WRITTEN INSTRUCTION >> Below are some records. Say in a single number how many of their lines include the word "ರಮದಲ".

[Saved entries]
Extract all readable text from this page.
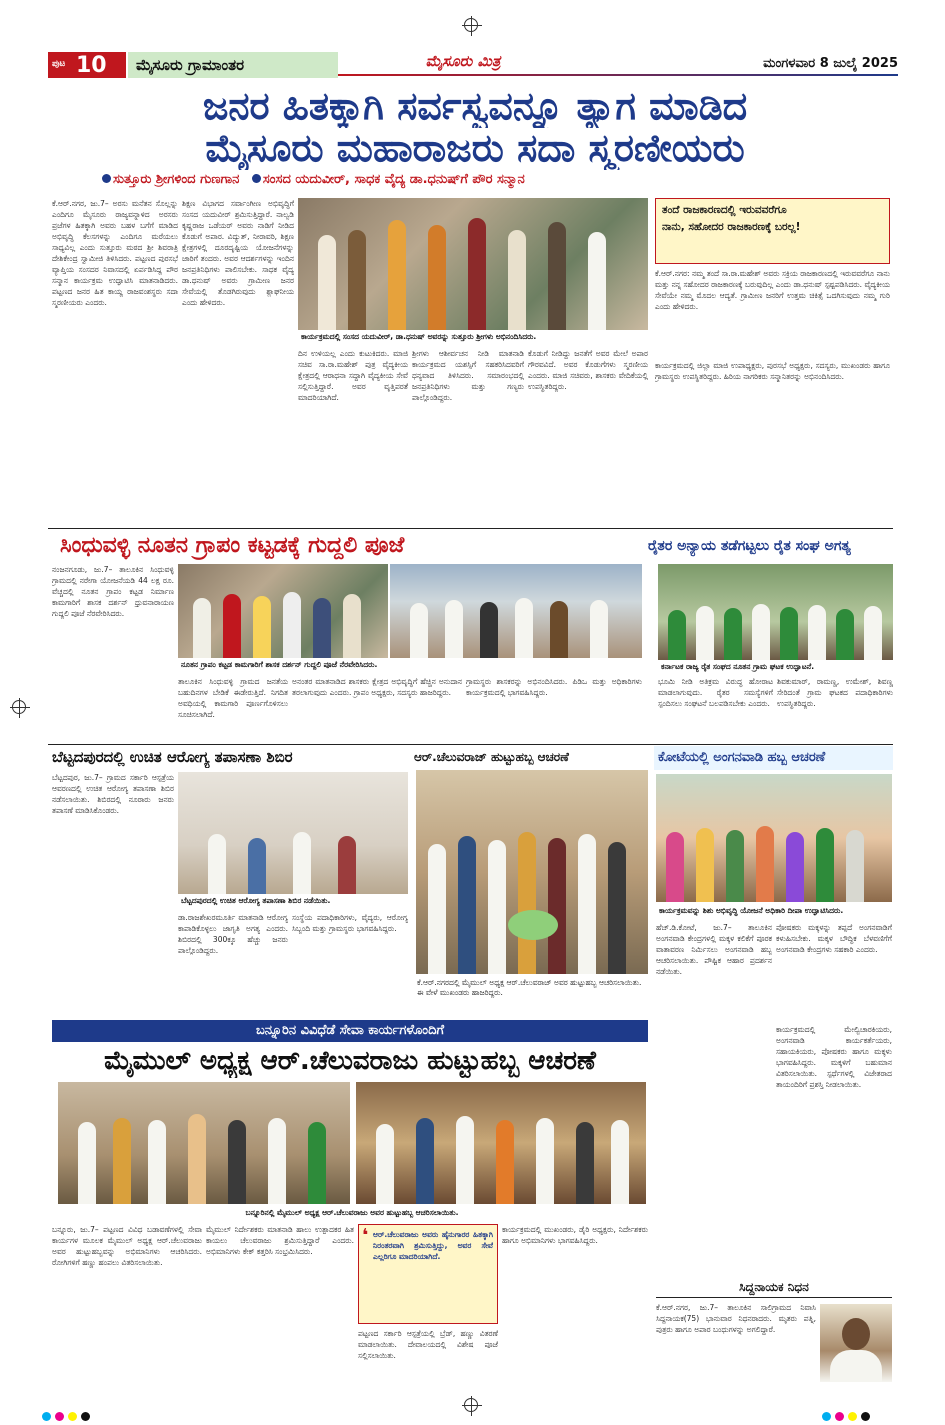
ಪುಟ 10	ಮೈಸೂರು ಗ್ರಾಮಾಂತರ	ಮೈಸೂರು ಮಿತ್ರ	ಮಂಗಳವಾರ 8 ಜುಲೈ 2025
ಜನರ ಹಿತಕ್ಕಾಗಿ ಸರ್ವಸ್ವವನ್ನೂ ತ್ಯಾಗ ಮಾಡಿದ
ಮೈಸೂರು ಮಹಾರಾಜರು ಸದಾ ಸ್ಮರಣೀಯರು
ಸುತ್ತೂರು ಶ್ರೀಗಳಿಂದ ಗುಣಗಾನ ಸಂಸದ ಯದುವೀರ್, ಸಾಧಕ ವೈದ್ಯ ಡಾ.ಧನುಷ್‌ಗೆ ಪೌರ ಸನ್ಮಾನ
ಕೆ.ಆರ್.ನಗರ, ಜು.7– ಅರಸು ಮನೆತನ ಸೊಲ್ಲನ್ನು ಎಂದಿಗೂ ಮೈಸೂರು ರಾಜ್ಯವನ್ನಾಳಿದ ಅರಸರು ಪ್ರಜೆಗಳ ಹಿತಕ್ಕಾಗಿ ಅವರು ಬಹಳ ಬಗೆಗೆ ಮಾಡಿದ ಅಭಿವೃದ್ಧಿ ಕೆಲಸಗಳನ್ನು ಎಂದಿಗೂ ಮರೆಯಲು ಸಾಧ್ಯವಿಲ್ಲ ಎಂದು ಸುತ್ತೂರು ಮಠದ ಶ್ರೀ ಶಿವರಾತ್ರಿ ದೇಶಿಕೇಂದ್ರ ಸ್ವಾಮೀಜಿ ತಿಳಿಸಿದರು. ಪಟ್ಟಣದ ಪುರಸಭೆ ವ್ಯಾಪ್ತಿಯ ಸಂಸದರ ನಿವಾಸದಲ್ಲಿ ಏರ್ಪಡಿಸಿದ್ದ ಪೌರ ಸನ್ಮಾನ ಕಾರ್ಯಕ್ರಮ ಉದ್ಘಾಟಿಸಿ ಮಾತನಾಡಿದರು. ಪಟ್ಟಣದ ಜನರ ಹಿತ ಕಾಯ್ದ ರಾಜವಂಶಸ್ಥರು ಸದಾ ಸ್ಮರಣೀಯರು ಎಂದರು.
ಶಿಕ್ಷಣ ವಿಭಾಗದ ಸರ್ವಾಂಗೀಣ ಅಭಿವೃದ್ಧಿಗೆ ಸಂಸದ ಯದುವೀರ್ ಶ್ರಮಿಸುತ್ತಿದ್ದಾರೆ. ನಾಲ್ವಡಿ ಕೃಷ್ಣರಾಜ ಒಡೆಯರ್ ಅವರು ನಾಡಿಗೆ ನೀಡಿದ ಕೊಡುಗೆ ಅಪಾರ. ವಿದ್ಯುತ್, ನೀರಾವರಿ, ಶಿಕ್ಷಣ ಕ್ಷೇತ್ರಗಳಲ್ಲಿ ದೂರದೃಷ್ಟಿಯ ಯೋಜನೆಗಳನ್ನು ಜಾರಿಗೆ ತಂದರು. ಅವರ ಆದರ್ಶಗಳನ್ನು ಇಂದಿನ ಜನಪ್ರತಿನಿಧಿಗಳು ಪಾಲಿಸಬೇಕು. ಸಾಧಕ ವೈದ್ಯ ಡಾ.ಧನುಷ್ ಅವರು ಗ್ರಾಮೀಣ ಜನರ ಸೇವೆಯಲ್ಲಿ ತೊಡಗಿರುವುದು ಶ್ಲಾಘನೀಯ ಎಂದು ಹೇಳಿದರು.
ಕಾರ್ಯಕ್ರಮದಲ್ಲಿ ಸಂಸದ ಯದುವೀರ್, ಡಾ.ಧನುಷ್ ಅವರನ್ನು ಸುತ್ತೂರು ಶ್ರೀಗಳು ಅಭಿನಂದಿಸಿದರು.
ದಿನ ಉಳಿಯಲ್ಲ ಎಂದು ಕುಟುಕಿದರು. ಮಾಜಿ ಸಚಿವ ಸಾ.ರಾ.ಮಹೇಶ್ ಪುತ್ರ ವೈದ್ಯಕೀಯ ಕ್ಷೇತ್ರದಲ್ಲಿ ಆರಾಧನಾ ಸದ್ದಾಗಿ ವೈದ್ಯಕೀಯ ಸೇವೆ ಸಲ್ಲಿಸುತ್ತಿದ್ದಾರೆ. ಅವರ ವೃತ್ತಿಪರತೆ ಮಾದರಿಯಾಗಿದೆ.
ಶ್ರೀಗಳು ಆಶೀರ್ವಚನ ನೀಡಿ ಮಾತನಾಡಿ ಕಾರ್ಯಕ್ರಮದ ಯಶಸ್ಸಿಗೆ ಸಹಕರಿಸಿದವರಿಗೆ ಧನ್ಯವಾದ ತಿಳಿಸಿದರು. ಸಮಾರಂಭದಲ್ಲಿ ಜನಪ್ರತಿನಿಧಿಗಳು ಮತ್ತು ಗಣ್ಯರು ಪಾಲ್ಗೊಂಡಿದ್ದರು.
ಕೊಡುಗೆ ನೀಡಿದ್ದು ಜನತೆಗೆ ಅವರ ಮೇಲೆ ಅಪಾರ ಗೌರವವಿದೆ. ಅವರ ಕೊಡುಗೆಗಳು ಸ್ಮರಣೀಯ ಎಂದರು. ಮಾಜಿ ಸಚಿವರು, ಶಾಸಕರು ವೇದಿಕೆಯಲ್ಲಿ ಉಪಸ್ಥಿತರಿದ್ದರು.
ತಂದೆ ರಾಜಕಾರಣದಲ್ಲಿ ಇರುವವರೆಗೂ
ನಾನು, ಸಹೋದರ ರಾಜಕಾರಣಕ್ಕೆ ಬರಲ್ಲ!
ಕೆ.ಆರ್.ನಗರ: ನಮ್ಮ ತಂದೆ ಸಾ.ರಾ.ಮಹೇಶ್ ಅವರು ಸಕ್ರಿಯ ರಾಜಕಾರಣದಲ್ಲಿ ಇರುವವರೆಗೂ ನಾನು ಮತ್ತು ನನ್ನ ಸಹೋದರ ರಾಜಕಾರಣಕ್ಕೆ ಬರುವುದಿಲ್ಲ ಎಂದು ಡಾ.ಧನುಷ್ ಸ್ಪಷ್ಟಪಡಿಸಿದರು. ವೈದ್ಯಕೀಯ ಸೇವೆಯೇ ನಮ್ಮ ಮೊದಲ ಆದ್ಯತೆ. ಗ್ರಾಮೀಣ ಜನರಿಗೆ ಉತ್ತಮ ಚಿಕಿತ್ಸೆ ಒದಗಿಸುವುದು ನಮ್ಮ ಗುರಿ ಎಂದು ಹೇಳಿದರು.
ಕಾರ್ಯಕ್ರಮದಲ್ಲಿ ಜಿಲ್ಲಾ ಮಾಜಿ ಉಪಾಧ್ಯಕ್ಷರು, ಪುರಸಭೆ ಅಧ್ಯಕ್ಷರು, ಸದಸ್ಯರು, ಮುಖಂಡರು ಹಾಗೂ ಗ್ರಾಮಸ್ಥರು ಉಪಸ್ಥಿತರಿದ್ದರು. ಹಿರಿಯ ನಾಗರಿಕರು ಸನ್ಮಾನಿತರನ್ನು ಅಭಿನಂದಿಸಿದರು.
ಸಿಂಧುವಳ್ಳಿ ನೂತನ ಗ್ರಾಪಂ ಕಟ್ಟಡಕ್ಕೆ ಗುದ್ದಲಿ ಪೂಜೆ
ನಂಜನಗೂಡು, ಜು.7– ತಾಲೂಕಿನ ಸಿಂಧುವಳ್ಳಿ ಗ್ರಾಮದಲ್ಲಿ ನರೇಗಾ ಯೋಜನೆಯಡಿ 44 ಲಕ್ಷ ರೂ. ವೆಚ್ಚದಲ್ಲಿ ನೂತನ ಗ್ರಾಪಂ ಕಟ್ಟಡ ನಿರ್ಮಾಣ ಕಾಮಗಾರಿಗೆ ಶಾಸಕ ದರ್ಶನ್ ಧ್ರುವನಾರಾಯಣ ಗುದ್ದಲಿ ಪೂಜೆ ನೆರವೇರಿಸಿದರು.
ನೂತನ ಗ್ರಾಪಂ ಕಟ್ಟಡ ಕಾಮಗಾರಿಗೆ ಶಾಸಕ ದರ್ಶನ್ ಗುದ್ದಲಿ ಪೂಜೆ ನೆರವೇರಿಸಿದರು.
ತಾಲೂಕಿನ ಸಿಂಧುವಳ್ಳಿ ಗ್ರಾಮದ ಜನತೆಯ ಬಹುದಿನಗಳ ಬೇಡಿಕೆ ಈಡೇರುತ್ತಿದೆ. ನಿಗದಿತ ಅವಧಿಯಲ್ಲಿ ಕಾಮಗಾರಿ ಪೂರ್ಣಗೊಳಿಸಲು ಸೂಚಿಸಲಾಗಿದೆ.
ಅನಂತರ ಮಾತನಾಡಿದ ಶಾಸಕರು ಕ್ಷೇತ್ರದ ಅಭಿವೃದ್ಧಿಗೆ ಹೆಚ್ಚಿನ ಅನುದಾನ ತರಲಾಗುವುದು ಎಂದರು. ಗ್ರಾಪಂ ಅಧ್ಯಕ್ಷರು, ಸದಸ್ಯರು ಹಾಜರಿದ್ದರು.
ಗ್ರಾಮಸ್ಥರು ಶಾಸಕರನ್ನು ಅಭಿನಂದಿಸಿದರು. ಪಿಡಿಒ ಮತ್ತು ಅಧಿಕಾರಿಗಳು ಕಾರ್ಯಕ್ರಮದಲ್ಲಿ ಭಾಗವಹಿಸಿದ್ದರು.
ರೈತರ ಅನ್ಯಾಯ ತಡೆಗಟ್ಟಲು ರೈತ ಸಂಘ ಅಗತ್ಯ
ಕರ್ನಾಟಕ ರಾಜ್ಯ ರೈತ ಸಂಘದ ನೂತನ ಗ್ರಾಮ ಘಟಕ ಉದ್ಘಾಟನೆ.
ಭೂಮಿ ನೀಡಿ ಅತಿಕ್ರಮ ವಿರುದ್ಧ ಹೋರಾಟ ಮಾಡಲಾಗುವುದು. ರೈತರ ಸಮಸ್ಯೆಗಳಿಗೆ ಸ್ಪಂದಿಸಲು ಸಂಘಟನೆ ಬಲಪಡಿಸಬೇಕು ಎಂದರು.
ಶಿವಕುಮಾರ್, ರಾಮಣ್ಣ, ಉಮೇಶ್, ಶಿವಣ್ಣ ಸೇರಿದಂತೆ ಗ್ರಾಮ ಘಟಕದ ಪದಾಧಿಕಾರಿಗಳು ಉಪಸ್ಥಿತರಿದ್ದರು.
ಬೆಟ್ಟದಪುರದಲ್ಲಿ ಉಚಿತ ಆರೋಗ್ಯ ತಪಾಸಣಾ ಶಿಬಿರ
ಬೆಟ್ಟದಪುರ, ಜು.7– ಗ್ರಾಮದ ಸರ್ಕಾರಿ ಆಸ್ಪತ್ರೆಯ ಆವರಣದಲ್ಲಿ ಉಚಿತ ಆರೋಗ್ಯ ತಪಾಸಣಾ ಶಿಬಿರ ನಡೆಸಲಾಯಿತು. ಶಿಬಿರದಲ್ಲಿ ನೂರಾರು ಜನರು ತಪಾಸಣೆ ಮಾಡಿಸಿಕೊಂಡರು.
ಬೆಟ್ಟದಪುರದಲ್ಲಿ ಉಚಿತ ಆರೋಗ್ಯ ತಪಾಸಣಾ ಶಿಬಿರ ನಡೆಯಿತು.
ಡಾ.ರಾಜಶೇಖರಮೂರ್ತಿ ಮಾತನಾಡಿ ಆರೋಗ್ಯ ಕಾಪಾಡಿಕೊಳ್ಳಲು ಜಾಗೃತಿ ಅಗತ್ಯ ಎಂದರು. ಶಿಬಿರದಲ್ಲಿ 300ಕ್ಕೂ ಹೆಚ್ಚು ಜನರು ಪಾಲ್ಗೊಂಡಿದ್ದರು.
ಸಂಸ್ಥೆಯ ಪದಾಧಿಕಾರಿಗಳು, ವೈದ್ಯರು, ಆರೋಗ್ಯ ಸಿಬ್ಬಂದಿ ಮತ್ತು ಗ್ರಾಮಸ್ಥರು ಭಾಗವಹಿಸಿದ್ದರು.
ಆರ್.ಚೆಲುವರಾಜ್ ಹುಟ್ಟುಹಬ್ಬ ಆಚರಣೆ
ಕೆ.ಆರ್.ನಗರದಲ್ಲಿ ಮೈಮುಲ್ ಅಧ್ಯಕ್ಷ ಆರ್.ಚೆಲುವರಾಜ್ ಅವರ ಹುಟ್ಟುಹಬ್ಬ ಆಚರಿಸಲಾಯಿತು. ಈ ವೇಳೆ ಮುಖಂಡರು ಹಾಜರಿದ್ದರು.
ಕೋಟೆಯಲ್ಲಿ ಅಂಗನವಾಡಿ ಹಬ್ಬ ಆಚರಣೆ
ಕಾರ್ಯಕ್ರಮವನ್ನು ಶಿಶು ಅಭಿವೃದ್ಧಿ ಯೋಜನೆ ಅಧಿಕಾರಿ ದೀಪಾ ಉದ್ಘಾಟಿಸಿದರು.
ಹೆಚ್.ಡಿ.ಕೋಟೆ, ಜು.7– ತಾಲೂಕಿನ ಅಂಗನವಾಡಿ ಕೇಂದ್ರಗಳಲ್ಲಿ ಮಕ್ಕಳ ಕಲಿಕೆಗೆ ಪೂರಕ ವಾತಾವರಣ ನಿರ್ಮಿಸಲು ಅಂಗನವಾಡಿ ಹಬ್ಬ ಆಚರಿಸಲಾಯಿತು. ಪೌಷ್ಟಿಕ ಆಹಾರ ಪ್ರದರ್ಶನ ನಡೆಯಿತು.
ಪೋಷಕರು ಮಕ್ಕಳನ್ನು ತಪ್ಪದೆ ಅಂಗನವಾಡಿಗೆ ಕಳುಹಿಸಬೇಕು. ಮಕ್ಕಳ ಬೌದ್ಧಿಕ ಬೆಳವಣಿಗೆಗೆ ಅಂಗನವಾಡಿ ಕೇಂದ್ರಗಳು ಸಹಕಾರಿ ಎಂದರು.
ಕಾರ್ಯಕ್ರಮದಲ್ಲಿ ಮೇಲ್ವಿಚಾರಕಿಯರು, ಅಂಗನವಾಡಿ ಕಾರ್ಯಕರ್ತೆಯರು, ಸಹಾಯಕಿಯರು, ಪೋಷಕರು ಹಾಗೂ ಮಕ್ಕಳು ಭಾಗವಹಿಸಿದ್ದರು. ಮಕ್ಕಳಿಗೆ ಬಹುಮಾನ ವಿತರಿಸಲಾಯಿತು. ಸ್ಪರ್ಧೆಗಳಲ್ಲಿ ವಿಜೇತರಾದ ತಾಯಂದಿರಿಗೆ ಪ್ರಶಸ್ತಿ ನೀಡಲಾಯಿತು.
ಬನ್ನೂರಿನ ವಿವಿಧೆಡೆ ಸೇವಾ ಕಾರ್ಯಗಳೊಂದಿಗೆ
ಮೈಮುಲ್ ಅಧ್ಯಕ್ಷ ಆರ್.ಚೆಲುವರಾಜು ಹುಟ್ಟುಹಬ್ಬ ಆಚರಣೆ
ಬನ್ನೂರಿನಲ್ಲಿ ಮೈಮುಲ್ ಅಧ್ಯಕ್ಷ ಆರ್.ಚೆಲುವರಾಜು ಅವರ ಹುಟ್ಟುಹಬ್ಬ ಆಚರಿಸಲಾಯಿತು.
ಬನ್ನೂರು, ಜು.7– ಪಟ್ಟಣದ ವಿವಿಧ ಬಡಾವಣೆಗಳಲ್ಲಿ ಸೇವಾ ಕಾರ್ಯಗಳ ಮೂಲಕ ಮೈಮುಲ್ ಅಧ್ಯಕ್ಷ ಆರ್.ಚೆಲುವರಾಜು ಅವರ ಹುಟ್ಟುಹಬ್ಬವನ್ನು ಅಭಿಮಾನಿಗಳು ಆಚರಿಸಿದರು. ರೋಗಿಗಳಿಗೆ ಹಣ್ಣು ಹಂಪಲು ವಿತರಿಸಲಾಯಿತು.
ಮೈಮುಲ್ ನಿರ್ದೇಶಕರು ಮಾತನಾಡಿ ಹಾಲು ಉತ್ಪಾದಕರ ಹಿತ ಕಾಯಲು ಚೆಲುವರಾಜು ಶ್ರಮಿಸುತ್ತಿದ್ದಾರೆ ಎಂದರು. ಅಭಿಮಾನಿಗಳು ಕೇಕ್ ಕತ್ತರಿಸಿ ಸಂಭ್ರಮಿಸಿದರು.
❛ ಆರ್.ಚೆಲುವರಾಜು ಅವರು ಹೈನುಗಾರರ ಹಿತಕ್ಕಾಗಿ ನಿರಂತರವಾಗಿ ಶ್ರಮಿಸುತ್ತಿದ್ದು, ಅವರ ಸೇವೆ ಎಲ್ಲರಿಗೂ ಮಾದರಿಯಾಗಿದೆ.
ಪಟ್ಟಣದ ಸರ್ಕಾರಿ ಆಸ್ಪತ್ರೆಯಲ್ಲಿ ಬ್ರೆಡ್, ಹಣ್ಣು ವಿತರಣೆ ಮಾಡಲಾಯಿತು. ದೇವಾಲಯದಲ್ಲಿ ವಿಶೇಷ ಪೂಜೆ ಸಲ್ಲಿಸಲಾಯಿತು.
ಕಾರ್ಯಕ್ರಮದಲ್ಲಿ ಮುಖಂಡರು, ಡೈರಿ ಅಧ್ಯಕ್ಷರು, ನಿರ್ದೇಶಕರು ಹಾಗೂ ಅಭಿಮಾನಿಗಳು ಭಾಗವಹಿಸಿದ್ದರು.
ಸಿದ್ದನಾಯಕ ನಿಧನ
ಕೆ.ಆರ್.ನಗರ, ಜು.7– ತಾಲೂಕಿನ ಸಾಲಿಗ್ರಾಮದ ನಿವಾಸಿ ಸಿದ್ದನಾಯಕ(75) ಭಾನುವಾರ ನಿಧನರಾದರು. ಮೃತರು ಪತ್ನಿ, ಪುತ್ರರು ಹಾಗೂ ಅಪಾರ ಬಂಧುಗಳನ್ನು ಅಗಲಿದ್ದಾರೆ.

CORRECT RESULT >> 5